-- START OF Task inputs --
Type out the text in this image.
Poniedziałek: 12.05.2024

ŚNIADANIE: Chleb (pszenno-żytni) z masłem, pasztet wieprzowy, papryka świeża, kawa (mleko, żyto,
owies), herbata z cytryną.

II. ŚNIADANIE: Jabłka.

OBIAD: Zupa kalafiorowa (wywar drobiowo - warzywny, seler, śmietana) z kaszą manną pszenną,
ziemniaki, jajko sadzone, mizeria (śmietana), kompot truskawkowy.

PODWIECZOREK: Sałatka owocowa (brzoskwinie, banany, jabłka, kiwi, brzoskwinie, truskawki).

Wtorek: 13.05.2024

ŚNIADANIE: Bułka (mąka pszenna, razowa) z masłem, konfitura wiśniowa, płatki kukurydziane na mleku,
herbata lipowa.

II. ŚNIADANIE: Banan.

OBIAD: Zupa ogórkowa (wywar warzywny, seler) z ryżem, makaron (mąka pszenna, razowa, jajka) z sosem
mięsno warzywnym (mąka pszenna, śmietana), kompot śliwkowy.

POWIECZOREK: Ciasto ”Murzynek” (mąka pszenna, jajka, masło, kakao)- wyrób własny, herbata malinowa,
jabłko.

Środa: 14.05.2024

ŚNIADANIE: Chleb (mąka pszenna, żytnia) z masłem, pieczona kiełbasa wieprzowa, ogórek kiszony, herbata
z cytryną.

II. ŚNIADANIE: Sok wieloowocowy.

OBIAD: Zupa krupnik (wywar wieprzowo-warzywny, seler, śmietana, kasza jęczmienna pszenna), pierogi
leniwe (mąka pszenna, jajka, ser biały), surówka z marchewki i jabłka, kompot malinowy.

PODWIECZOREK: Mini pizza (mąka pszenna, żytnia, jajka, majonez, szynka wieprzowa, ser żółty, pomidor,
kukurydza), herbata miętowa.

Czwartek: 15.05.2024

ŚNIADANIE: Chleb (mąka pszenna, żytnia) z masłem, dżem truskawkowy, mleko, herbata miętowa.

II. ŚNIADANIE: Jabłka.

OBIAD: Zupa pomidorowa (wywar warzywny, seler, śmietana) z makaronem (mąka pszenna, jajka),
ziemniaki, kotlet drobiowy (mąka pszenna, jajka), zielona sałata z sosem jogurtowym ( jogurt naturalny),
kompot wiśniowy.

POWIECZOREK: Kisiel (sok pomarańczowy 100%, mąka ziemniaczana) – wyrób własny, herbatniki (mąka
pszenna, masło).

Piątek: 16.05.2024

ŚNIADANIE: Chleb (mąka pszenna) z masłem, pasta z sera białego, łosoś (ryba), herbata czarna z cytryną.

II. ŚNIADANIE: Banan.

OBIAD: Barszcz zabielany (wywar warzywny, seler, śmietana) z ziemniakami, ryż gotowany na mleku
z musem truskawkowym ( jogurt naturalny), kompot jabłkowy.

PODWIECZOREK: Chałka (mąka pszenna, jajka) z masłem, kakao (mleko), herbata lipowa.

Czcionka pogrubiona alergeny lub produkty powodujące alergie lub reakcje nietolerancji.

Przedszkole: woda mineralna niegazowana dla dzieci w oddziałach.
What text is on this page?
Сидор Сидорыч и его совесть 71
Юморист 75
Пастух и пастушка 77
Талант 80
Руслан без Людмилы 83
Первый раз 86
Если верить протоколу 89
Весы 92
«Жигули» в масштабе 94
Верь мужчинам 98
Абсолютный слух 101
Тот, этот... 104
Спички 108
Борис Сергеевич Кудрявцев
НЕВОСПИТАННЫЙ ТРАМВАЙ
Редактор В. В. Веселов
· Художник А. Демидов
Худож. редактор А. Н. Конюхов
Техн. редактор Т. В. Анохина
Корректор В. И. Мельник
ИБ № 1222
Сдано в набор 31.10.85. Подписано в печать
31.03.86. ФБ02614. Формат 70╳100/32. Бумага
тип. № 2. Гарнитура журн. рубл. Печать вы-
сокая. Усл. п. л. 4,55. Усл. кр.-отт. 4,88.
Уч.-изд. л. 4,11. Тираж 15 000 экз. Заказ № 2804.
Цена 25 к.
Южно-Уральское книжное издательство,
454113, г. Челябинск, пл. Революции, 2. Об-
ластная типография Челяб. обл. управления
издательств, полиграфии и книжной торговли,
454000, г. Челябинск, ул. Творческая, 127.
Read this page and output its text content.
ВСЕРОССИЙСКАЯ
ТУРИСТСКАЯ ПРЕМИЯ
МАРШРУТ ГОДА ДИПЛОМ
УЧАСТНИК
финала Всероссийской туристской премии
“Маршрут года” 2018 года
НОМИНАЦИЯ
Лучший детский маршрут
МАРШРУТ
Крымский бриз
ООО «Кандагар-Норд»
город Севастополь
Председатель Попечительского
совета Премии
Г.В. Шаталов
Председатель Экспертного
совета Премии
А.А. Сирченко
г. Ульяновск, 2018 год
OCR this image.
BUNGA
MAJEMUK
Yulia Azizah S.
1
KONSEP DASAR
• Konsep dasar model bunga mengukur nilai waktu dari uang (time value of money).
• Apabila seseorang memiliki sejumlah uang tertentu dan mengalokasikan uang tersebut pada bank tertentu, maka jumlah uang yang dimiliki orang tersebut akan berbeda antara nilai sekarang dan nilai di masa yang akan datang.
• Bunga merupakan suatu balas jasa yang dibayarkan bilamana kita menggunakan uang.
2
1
-- END OF Task inputs --
--- Exercise ---
Locate all lines holding the word "Челябинск", then copy them out.

--- Exercise result ---
454113, г. Челябинск, пл. Революции, 2. Об-
454000, г. Челябинск, ул. Творческая, 127.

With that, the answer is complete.